What the task asks
Could you print every record below exactly as it appears?

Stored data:
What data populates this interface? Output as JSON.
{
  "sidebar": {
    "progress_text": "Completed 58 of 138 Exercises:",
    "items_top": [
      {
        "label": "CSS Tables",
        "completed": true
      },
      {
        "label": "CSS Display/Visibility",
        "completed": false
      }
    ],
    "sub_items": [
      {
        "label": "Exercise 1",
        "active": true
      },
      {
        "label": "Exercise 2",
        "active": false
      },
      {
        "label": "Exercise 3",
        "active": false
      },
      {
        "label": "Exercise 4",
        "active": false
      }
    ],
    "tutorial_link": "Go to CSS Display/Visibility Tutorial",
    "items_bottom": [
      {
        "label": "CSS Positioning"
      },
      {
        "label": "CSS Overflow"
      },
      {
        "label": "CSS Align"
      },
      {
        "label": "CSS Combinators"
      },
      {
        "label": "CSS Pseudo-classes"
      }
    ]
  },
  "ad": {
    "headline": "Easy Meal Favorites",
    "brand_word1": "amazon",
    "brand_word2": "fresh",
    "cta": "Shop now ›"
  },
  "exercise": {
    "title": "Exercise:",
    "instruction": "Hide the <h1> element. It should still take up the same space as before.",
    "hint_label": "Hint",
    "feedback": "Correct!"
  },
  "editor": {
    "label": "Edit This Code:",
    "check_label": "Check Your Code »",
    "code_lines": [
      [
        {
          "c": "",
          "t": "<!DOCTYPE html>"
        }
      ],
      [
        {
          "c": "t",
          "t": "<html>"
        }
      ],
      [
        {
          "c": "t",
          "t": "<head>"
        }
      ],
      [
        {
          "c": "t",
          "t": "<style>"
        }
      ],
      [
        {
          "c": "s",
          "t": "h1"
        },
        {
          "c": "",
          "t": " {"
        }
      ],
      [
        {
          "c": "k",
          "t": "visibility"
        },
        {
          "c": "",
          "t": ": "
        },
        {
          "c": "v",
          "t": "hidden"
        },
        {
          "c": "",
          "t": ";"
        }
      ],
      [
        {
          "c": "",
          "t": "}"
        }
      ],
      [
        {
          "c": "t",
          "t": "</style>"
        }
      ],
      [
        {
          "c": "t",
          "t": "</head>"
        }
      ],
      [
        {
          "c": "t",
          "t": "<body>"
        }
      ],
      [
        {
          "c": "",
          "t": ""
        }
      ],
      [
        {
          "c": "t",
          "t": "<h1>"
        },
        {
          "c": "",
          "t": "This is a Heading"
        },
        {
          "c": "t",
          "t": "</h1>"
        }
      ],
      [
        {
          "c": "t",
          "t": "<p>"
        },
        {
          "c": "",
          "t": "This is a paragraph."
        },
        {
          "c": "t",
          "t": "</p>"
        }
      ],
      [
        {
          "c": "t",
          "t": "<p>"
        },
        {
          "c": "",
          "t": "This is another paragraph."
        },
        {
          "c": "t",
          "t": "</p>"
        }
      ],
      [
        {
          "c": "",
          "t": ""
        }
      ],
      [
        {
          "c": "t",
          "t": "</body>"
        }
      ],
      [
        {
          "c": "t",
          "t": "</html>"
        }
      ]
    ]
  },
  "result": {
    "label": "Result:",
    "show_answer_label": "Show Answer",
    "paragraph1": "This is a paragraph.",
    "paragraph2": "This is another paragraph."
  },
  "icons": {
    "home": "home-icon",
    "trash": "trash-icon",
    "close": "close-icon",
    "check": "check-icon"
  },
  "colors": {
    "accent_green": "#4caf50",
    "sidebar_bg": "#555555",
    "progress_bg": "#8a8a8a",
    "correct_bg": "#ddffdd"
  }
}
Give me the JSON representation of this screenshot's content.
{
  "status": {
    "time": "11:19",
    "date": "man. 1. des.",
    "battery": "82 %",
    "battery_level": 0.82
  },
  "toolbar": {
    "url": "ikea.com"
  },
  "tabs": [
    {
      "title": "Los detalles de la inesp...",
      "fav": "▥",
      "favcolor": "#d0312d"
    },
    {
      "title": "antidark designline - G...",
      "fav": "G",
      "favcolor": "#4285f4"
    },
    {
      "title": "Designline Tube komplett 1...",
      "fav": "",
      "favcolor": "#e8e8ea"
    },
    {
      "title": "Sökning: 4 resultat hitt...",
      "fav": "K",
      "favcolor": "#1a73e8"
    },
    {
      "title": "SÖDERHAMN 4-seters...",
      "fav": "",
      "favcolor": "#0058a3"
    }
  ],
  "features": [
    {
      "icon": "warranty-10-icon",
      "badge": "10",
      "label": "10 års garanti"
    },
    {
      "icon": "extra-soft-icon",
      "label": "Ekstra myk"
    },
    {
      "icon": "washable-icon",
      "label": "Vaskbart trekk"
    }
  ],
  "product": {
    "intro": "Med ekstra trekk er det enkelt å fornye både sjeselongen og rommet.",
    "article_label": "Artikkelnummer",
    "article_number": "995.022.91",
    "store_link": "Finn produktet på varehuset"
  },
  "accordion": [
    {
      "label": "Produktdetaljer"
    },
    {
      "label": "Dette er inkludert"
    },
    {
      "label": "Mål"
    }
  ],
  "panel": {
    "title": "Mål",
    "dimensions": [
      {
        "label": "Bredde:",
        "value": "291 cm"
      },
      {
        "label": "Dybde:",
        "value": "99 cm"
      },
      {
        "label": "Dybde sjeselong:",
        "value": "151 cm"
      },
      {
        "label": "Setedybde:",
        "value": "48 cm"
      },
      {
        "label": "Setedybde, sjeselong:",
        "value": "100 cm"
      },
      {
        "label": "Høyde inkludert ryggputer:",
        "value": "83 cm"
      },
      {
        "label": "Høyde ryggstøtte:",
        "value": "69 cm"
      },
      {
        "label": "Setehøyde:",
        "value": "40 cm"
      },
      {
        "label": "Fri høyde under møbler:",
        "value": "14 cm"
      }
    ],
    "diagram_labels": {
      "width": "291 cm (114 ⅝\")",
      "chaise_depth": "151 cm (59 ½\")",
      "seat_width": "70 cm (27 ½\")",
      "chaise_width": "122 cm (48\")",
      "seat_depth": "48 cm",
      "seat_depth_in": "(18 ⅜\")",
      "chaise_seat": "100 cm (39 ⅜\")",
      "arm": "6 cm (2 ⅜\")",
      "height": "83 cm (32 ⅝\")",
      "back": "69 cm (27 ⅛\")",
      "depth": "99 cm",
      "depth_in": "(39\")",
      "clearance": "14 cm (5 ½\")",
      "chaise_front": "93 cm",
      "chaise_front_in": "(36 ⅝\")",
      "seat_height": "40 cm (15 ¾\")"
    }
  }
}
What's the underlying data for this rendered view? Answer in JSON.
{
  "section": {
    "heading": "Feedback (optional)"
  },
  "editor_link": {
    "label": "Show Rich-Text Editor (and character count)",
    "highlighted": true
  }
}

Reply to the exercise
What data populates this interface? Output as JSON.
{
  "sidebar": {
    "progress_text": "Completed 58 of 138 Exercises:",
    "items_top": [
      {
        "label": "CSS Tables",
        "completed": true
      },
      {
        "label": "CSS Display/Visibility",
        "completed": false
      }
    ],
    "sub_items": [
      {
        "label": "Exercise 1",
        "active": true
      },
      {
        "label": "Exercise 2",
        "active": false
      },
      {
        "label": "Exercise 3",
        "active": false
      },
      {
        "label": "Exercise 4",
        "active": false
      }
    ],
    "tutorial_link": "Go to CSS Display/Visibility Tutorial",
    "items_bottom": [
      {
        "label": "CSS Positioning"
      },
      {
        "label": "CSS Overflow"
      },
      {
        "label": "CSS Align"
      },
      {
        "label": "CSS Combinators"
      },
      {
        "label": "CSS Pseudo-classes"
      }
    ]
  },
  "ad": {
    "headline": "Easy Meal Favorites",
    "brand_word1": "amazon",
    "brand_word2": "fresh",
    "cta": "Shop now ›"
  },
  "exercise": {
    "title": "Exercise:",
    "instruction": "Hide the <h1> element. It should still take up the same space as before.",
    "hint_label": "Hint",
    "feedback": "Correct!"
  },
  "editor": {
    "label": "Edit This Code:",
    "check_label": "Check Your Code »",
    "code_lines": [
      [
        {
          "c": "",
          "t": "<!DOCTYPE html>"
        }
      ],
      [
        {
          "c": "t",
          "t": "<html>"
        }
      ],
      [
        {
          "c": "t",
          "t": "<head>"
        }
      ],
      [
        {
          "c": "t",
          "t": "<style>"
        }
      ],
      [
        {
          "c": "s",
          "t": "h1"
        },
        {
          "c": "",
          "t": " {"
        }
      ],
      [
        {
          "c": "k",
          "t": "visibility"
        },
        {
          "c": "",
          "t": ": "
        },
        {
          "c": "v",
          "t": "hidden"
        },
        {
          "c": "",
          "t": ";"
        }
      ],
      [
        {
          "c": "",
          "t": "}"
        }
      ],
      [
        {
          "c": "t",
          "t": "</style>"
        }
      ],
      [
        {
          "c": "t",
          "t": "</head>"
        }
      ],
      [
        {
          "c": "t",
          "t": "<body>"
        }
      ],
      [
        {
          "c": "",
          "t": ""
        }
      ],
      [
        {
          "c": "t",
          "t": "<h1>"
        },
        {
          "c": "",
          "t": "This is a Heading"
        },
        {
          "c": "t",
          "t": "</h1>"
        }
      ],
      [
        {
          "c": "t",
          "t": "<p>"
        },
        {
          "c": "",
          "t": "This is a paragraph."
        },
        {
          "c": "t",
          "t": "</p>"
        }
      ],
      [
        {
          "c": "t",
          "t": "<p>"
        },
        {
          "c": "",
          "t": "This is another paragraph."
        },
        {
          "c": "t",
          "t": "</p>"
        }
      ],
      [
        {
          "c": "",
          "t": ""
        }
      ],
      [
        {
          "c": "t",
          "t": "</body>"
        }
      ],
      [
        {
          "c": "t",
          "t": "</html>"
        }
      ]
    ]
  },
  "result": {
    "label": "Result:",
    "show_answer_label": "Show Answer",
    "paragraph1": "This is a paragraph.",
    "paragraph2": "This is another paragraph."
  },
  "icons": {
    "home": "home-icon",
    "trash": "trash-icon",
    "close": "close-icon",
    "check": "check-icon"
  },
  "colors": {
    "accent_green": "#4caf50",
    "sidebar_bg": "#555555",
    "progress_bg": "#8a8a8a",
    "correct_bg": "#ddffdd"
  }
}
Give me the JSON representation of this screenshot's content.
{
  "status": {
    "time": "11:19",
    "date": "man. 1. des.",
    "battery": "82 %",
    "battery_level": 0.82
  },
  "toolbar": {
    "url": "ikea.com"
  },
  "tabs": [
    {
      "title": "Los detalles de la inesp...",
      "fav": "▥",
      "favcolor": "#d0312d"
    },
    {
      "title": "antidark designline - G...",
      "fav": "G",
      "favcolor": "#4285f4"
    },
    {
      "title": "Designline Tube komplett 1...",
      "fav": "",
      "favcolor": "#e8e8ea"
    },
    {
      "title": "Sökning: 4 resultat hitt...",
      "fav": "K",
      "favcolor": "#1a73e8"
    },
    {
      "title": "SÖDERHAMN 4-seters...",
      "fav": "",
      "favcolor": "#0058a3"
    }
  ],
  "features": [
    {
      "icon": "warranty-10-icon",
      "badge": "10",
      "label": "10 års garanti"
    },
    {
      "icon": "extra-soft-icon",
      "label": "Ekstra myk"
    },
    {
      "icon": "washable-icon",
      "label": "Vaskbart trekk"
    }
  ],
  "product": {
    "intro": "Med ekstra trekk er det enkelt å fornye både sjeselongen og rommet.",
    "article_label": "Artikkelnummer",
    "article_number": "995.022.91",
    "store_link": "Finn produktet på varehuset"
  },
  "accordion": [
    {
      "label": "Produktdetaljer"
    },
    {
      "label": "Dette er inkludert"
    },
    {
      "label": "Mål"
    }
  ],
  "panel": {
    "title": "Mål",
    "dimensions": [
      {
        "label": "Bredde:",
        "value": "291 cm"
      },
      {
        "label": "Dybde:",
        "value": "99 cm"
      },
      {
        "label": "Dybde sjeselong:",
        "value": "151 cm"
      },
      {
        "label": "Setedybde:",
        "value": "48 cm"
      },
      {
        "label": "Setedybde, sjeselong:",
        "value": "100 cm"
      },
      {
        "label": "Høyde inkludert ryggputer:",
        "value": "83 cm"
      },
      {
        "label": "Høyde ryggstøtte:",
        "value": "69 cm"
      },
      {
        "label": "Setehøyde:",
        "value": "40 cm"
      },
      {
        "label": "Fri høyde under møbler:",
        "value": "14 cm"
      }
    ],
    "diagram_labels": {
      "width": "291 cm (114 ⅝\")",
      "chaise_depth": "151 cm (59 ½\")",
      "seat_width": "70 cm (27 ½\")",
      "chaise_width": "122 cm (48\")",
      "seat_depth": "48 cm",
      "seat_depth_in": "(18 ⅜\")",
      "chaise_seat": "100 cm (39 ⅜\")",
      "arm": "6 cm (2 ⅜\")",
      "height": "83 cm (32 ⅝\")",
      "back": "69 cm (27 ⅛\")",
      "depth": "99 cm",
      "depth_in": "(39\")",
      "clearance": "14 cm (5 ½\")",
      "chaise_front": "93 cm",
      "chaise_front_in": "(36 ⅝\")",
      "seat_height": "40 cm (15 ¾\")"
    }
  }
}
What's the underlying data for this rendered view? Answer in JSON.
{
  "section": {
    "heading": "Feedback (optional)"
  },
  "editor_link": {
    "label": "Show Rich-Text Editor (and character count)",
    "highlighted": true
  }
}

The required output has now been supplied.